To do:
The only acceptable output is every entry, printed exactly.

───── Task input

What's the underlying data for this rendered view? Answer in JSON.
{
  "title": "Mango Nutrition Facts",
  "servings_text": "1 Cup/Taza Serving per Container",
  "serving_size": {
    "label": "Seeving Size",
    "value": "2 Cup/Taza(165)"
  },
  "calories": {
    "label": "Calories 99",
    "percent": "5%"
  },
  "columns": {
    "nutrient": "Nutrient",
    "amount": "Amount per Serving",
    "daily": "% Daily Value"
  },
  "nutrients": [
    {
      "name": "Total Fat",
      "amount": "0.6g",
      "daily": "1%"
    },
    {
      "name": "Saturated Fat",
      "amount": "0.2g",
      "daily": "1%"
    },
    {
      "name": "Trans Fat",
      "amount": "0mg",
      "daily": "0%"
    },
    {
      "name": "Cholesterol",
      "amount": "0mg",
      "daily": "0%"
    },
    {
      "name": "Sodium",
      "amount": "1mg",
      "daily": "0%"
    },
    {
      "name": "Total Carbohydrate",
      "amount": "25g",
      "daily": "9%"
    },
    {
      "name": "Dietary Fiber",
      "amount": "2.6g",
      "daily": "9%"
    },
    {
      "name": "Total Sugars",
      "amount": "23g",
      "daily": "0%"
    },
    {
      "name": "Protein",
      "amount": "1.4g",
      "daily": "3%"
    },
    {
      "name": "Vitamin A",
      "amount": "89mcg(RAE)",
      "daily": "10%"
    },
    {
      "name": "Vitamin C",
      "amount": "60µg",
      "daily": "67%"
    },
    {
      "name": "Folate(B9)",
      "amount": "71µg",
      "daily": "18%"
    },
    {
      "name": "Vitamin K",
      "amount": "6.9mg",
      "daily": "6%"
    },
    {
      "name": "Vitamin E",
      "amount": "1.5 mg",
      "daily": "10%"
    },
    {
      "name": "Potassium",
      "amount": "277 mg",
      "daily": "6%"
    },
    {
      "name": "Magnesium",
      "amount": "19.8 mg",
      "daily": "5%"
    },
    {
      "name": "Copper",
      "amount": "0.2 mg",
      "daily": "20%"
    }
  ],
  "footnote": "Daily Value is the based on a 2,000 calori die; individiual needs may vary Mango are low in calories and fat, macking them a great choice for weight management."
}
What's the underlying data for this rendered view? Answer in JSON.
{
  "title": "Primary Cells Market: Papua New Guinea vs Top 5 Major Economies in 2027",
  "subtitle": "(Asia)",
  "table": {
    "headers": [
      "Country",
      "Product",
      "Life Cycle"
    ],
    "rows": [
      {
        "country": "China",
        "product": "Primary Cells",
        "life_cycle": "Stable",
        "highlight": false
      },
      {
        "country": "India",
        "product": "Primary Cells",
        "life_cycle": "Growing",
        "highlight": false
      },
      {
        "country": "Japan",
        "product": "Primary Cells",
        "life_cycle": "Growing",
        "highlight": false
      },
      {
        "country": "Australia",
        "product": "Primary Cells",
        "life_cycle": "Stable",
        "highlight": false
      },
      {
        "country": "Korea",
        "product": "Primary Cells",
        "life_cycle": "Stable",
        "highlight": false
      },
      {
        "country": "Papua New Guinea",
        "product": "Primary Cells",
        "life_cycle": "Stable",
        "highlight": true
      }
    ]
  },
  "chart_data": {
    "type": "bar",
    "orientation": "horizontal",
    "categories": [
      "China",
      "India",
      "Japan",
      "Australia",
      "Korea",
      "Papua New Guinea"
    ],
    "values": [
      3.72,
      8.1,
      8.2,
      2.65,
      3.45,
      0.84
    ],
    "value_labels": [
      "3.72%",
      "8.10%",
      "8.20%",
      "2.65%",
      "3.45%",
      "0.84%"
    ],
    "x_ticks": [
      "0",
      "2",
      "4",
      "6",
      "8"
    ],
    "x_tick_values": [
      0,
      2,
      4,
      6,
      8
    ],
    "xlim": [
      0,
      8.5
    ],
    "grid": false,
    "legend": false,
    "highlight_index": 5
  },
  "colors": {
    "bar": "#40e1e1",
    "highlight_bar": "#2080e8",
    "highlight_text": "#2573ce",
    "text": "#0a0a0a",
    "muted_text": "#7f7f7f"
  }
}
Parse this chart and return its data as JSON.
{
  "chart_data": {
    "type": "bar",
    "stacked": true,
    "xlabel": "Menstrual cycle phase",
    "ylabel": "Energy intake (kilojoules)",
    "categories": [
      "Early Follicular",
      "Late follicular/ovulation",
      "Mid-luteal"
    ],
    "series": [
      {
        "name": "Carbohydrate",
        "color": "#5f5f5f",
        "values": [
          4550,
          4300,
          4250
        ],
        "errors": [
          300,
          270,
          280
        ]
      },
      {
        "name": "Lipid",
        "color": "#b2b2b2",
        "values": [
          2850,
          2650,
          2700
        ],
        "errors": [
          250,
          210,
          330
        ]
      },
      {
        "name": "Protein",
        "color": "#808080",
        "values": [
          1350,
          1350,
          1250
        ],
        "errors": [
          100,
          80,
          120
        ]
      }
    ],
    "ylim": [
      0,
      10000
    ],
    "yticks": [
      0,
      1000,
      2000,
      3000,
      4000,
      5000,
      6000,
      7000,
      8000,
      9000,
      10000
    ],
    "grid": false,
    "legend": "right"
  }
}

──────────

Written answer:
What's the underlying data for this rendered view? Answer in JSON.
{
  "title": "Mango Nutrition Facts",
  "servings_text": "1 Cup/Taza Serving per Container",
  "serving_size": {
    "label": "Seeving Size",
    "value": "2 Cup/Taza(165)"
  },
  "calories": {
    "label": "Calories 99",
    "percent": "5%"
  },
  "columns": {
    "nutrient": "Nutrient",
    "amount": "Amount per Serving",
    "daily": "% Daily Value"
  },
  "nutrients": [
    {
      "name": "Total Fat",
      "amount": "0.6g",
      "daily": "1%"
    },
    {
      "name": "Saturated Fat",
      "amount": "0.2g",
      "daily": "1%"
    },
    {
      "name": "Trans Fat",
      "amount": "0mg",
      "daily": "0%"
    },
    {
      "name": "Cholesterol",
      "amount": "0mg",
      "daily": "0%"
    },
    {
      "name": "Sodium",
      "amount": "1mg",
      "daily": "0%"
    },
    {
      "name": "Total Carbohydrate",
      "amount": "25g",
      "daily": "9%"
    },
    {
      "name": "Dietary Fiber",
      "amount": "2.6g",
      "daily": "9%"
    },
    {
      "name": "Total Sugars",
      "amount": "23g",
      "daily": "0%"
    },
    {
      "name": "Protein",
      "amount": "1.4g",
      "daily": "3%"
    },
    {
      "name": "Vitamin A",
      "amount": "89mcg(RAE)",
      "daily": "10%"
    },
    {
      "name": "Vitamin C",
      "amount": "60µg",
      "daily": "67%"
    },
    {
      "name": "Folate(B9)",
      "amount": "71µg",
      "daily": "18%"
    },
    {
      "name": "Vitamin K",
      "amount": "6.9mg",
      "daily": "6%"
    },
    {
      "name": "Vitamin E",
      "amount": "1.5 mg",
      "daily": "10%"
    },
    {
      "name": "Potassium",
      "amount": "277 mg",
      "daily": "6%"
    },
    {
      "name": "Magnesium",
      "amount": "19.8 mg",
      "daily": "5%"
    },
    {
      "name": "Copper",
      "amount": "0.2 mg",
      "daily": "20%"
    }
  ],
  "footnote": "Daily Value is the based on a 2,000 calori die; individiual needs may vary Mango are low in calories and fat, macking them a great choice for weight management."
}
What's the underlying data for this rendered view? Answer in JSON.
{
  "title": "Primary Cells Market: Papua New Guinea vs Top 5 Major Economies in 2027",
  "subtitle": "(Asia)",
  "table": {
    "headers": [
      "Country",
      "Product",
      "Life Cycle"
    ],
    "rows": [
      {
        "country": "China",
        "product": "Primary Cells",
        "life_cycle": "Stable",
        "highlight": false
      },
      {
        "country": "India",
        "product": "Primary Cells",
        "life_cycle": "Growing",
        "highlight": false
      },
      {
        "country": "Japan",
        "product": "Primary Cells",
        "life_cycle": "Growing",
        "highlight": false
      },
      {
        "country": "Australia",
        "product": "Primary Cells",
        "life_cycle": "Stable",
        "highlight": false
      },
      {
        "country": "Korea",
        "product": "Primary Cells",
        "life_cycle": "Stable",
        "highlight": false
      },
      {
        "country": "Papua New Guinea",
        "product": "Primary Cells",
        "life_cycle": "Stable",
        "highlight": true
      }
    ]
  },
  "chart_data": {
    "type": "bar",
    "orientation": "horizontal",
    "categories": [
      "China",
      "India",
      "Japan",
      "Australia",
      "Korea",
      "Papua New Guinea"
    ],
    "values": [
      3.72,
      8.1,
      8.2,
      2.65,
      3.45,
      0.84
    ],
    "value_labels": [
      "3.72%",
      "8.10%",
      "8.20%",
      "2.65%",
      "3.45%",
      "0.84%"
    ],
    "x_ticks": [
      "0",
      "2",
      "4",
      "6",
      "8"
    ],
    "x_tick_values": [
      0,
      2,
      4,
      6,
      8
    ],
    "xlim": [
      0,
      8.5
    ],
    "grid": false,
    "legend": false,
    "highlight_index": 5
  },
  "colors": {
    "bar": "#40e1e1",
    "highlight_bar": "#2080e8",
    "highlight_text": "#2573ce",
    "text": "#0a0a0a",
    "muted_text": "#7f7f7f"
  }
}
Parse this chart and return its data as JSON.
{
  "chart_data": {
    "type": "bar",
    "stacked": true,
    "xlabel": "Menstrual cycle phase",
    "ylabel": "Energy intake (kilojoules)",
    "categories": [
      "Early Follicular",
      "Late follicular/ovulation",
      "Mid-luteal"
    ],
    "series": [
      {
        "name": "Carbohydrate",
        "color": "#5f5f5f",
        "values": [
          4550,
          4300,
          4250
        ],
        "errors": [
          300,
          270,
          280
        ]
      },
      {
        "name": "Lipid",
        "color": "#b2b2b2",
        "values": [
          2850,
          2650,
          2700
        ],
        "errors": [
          250,
          210,
          330
        ]
      },
      {
        "name": "Protein",
        "color": "#808080",
        "values": [
          1350,
          1350,
          1250
        ],
        "errors": [
          100,
          80,
          120
        ]
      }
    ],
    "ylim": [
      0,
      10000
    ],
    "yticks": [
      0,
      1000,
      2000,
      3000,
      4000,
      5000,
      6000,
      7000,
      8000,
      9000,
      10000
    ],
    "grid": false,
    "legend": "right"
  }
}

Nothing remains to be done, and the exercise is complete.